WHAT YOU NEED TO DO ::
Give back the full listing verbatim, apart from its images.

────────────────────────────────────────

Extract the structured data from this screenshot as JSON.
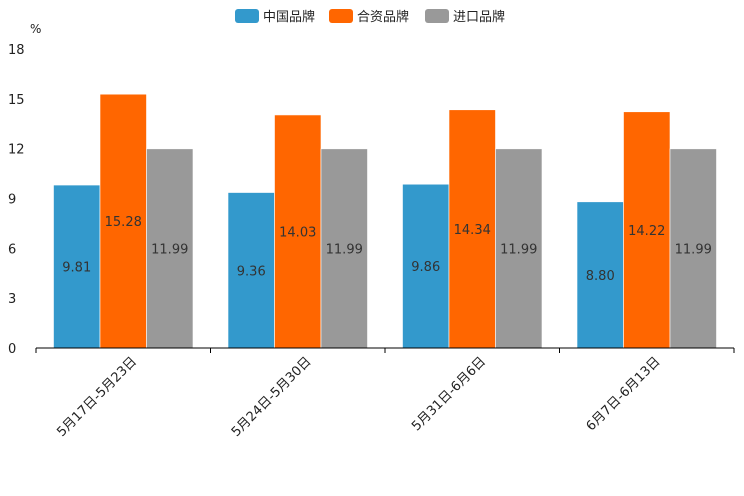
{
  "chart_data": {
    "type": "bar",
    "title": "",
    "xlabel": "",
    "ylabel": "%",
    "ylim": [
      0,
      18
    ],
    "yticks": [
      0,
      3,
      6,
      9,
      12,
      15,
      18
    ],
    "categories": [
      "5月17日-5月23日",
      "5月24日-5月30日",
      "5月31日-6月6日",
      "6月7日-6月13日"
    ],
    "series": [
      {
        "name": "中国品牌",
        "color": "#3399cc",
        "values": [
          9.81,
          9.36,
          9.86,
          8.8
        ],
        "labels": [
          "9.81",
          "9.36",
          "9.86",
          "8.80"
        ]
      },
      {
        "name": "合资品牌",
        "color": "#ff6600",
        "values": [
          15.28,
          14.03,
          14.34,
          14.22
        ],
        "labels": [
          "15.28",
          "14.03",
          "14.34",
          "14.22"
        ]
      },
      {
        "name": "进口品牌",
        "color": "#999999",
        "values": [
          11.99,
          11.99,
          11.99,
          11.99
        ],
        "labels": [
          "11.99",
          "11.99",
          "11.99",
          "11.99"
        ]
      }
    ],
    "legend_position": "top-center",
    "grid": false
  }
}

────────────────────────────────────────

RESULT OF THE EXERCISE ::
Extract the structured data from this screenshot as JSON.
{
  "chart_data": {
    "type": "bar",
    "title": "",
    "xlabel": "",
    "ylabel": "%",
    "ylim": [
      0,
      18
    ],
    "yticks": [
      0,
      3,
      6,
      9,
      12,
      15,
      18
    ],
    "categories": [
      "5月17日-5月23日",
      "5月24日-5月30日",
      "5月31日-6月6日",
      "6月7日-6月13日"
    ],
    "series": [
      {
        "name": "中国品牌",
        "color": "#3399cc",
        "values": [
          9.81,
          9.36,
          9.86,
          8.8
        ],
        "labels": [
          "9.81",
          "9.36",
          "9.86",
          "8.80"
        ]
      },
      {
        "name": "合资品牌",
        "color": "#ff6600",
        "values": [
          15.28,
          14.03,
          14.34,
          14.22
        ],
        "labels": [
          "15.28",
          "14.03",
          "14.34",
          "14.22"
        ]
      },
      {
        "name": "进口品牌",
        "color": "#999999",
        "values": [
          11.99,
          11.99,
          11.99,
          11.99
        ],
        "labels": [
          "11.99",
          "11.99",
          "11.99",
          "11.99"
        ]
      }
    ],
    "legend_position": "top-center",
    "grid": false
  }
}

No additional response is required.